Dataset entries on figures:
___

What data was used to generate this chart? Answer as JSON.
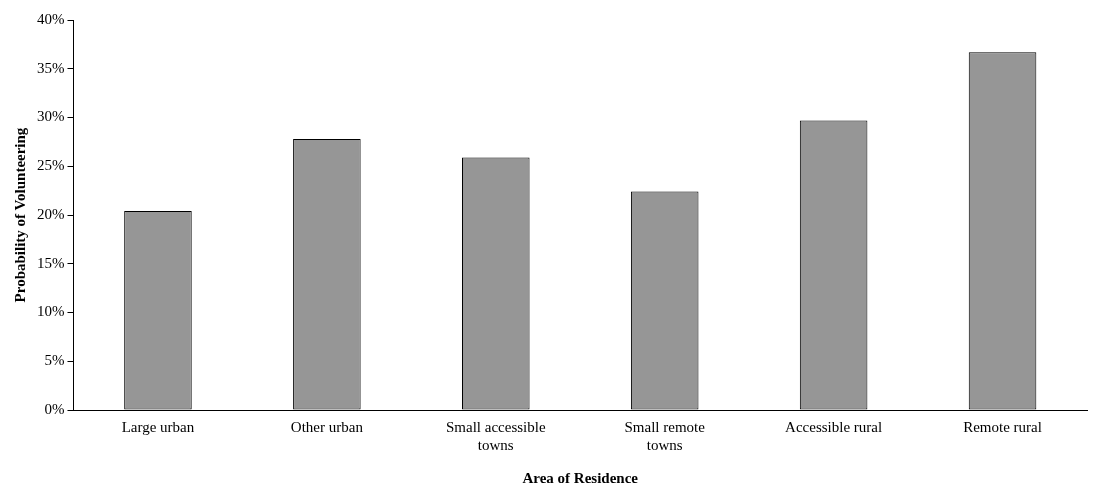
{
  "chart_data": {
    "type": "bar",
    "xlabel": "Area of Residence",
    "ylabel": "Probability of Volunteering",
    "categories": [
      "Large urban",
      "Other urban",
      "Small accessible towns",
      "Small remote towns",
      "Accessible rural",
      "Remote rural"
    ],
    "values": [
      20.4,
      27.8,
      25.9,
      22.4,
      29.7,
      36.7
    ],
    "color": "#969696",
    "ylim": [
      0,
      40
    ],
    "yticks": [
      {
        "value": 0,
        "label": "0%"
      },
      {
        "value": 5,
        "label": "5%"
      },
      {
        "value": 10,
        "label": "10%"
      },
      {
        "value": 15,
        "label": "15%"
      },
      {
        "value": 20,
        "label": "20%"
      },
      {
        "value": 25,
        "label": "25%"
      },
      {
        "value": 30,
        "label": "30%"
      },
      {
        "value": 35,
        "label": "35%"
      },
      {
        "value": 40,
        "label": "40%"
      }
    ],
    "grid": false,
    "legend": false
  }
}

___

Stated exercise: Copy out all the data without changing anything, and drop the pictures.

Answer to this problem:
What data was used to generate this chart? Answer as JSON.
{
  "chart_data": {
    "type": "bar",
    "xlabel": "Area of Residence",
    "ylabel": "Probability of Volunteering",
    "categories": [
      "Large urban",
      "Other urban",
      "Small accessible towns",
      "Small remote towns",
      "Accessible rural",
      "Remote rural"
    ],
    "values": [
      20.4,
      27.8,
      25.9,
      22.4,
      29.7,
      36.7
    ],
    "color": "#969696",
    "ylim": [
      0,
      40
    ],
    "yticks": [
      {
        "value": 0,
        "label": "0%"
      },
      {
        "value": 5,
        "label": "5%"
      },
      {
        "value": 10,
        "label": "10%"
      },
      {
        "value": 15,
        "label": "15%"
      },
      {
        "value": 20,
        "label": "20%"
      },
      {
        "value": 25,
        "label": "25%"
      },
      {
        "value": 30,
        "label": "30%"
      },
      {
        "value": 35,
        "label": "35%"
      },
      {
        "value": 40,
        "label": "40%"
      }
    ],
    "grid": false,
    "legend": false
  }
}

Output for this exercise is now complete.